■ TASK GOAL: Pull out every line from the listing that has the word "pina".

================================

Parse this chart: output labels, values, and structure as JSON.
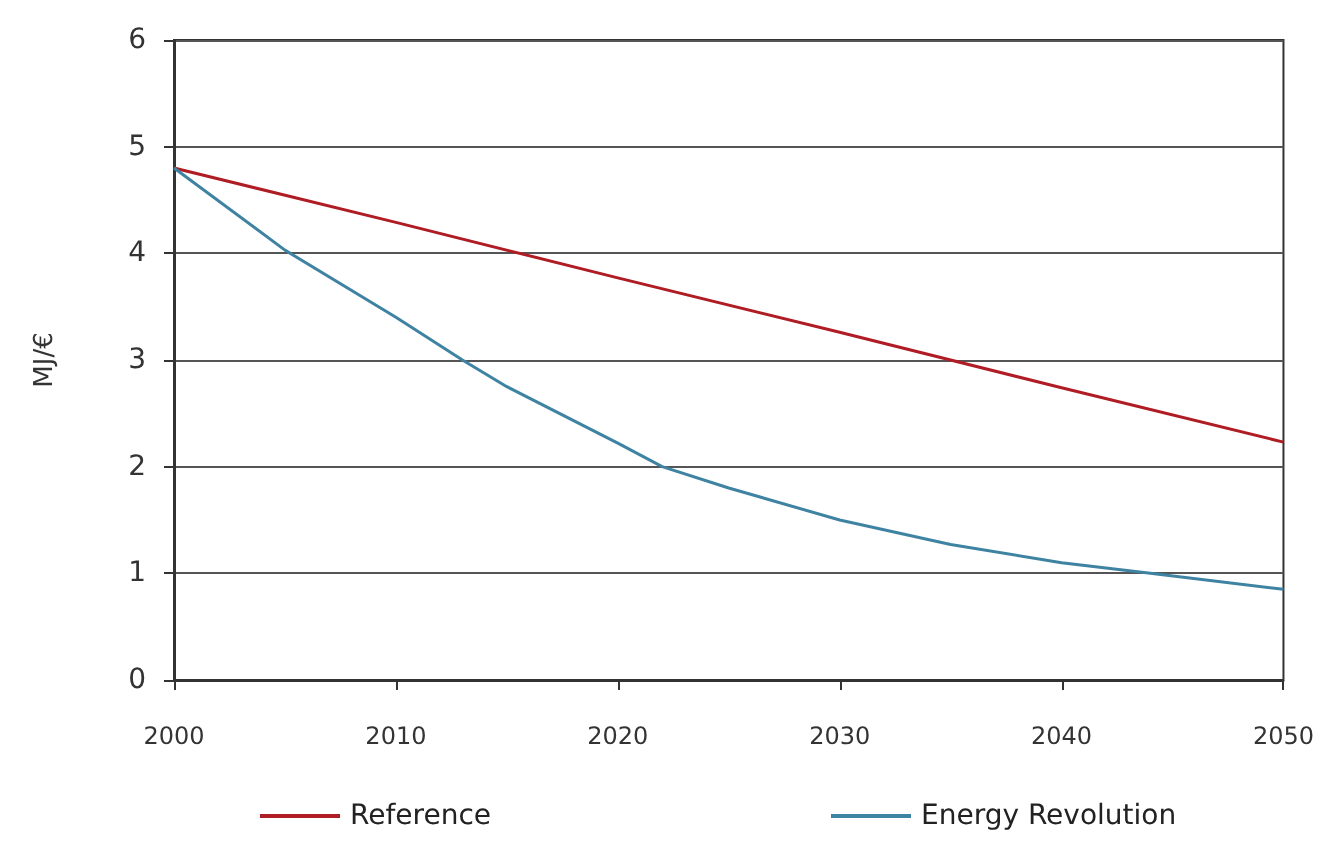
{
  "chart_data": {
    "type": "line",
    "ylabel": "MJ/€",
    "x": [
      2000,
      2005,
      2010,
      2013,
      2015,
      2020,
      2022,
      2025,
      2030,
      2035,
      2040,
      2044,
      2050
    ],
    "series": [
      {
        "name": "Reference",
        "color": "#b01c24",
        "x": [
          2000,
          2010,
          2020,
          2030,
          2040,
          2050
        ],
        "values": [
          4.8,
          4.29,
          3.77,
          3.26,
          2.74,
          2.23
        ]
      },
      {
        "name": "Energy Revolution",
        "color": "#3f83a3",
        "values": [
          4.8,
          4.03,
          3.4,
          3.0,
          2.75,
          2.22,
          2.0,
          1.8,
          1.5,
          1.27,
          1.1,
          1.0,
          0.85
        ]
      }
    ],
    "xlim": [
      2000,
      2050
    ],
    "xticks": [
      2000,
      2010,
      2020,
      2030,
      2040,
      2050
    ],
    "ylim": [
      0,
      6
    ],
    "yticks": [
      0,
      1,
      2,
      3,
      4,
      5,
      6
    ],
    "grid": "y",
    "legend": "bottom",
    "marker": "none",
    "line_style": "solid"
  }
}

================================

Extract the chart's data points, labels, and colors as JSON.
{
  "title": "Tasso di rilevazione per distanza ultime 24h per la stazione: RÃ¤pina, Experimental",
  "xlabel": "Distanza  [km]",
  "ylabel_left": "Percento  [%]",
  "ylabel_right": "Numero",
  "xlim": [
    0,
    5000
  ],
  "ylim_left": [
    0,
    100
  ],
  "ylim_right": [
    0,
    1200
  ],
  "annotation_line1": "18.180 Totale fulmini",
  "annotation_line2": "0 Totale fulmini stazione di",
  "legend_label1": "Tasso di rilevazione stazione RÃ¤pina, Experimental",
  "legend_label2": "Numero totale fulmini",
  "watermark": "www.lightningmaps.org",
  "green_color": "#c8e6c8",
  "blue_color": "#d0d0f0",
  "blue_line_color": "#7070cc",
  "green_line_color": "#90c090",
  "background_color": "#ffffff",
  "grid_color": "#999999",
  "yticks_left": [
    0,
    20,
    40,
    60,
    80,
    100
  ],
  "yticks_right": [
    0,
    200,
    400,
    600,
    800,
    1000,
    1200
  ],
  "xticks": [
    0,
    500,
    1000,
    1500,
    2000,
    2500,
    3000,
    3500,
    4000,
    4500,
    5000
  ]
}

================================

■ COMPLETE ANSWER:
  "title": "Tasso di rilevazione per distanza ultime 24h per la stazione: RÃ¤pina, Experimental",
  "legend_label1": "Tasso di rilevazione stazione RÃ¤pina, Experimental",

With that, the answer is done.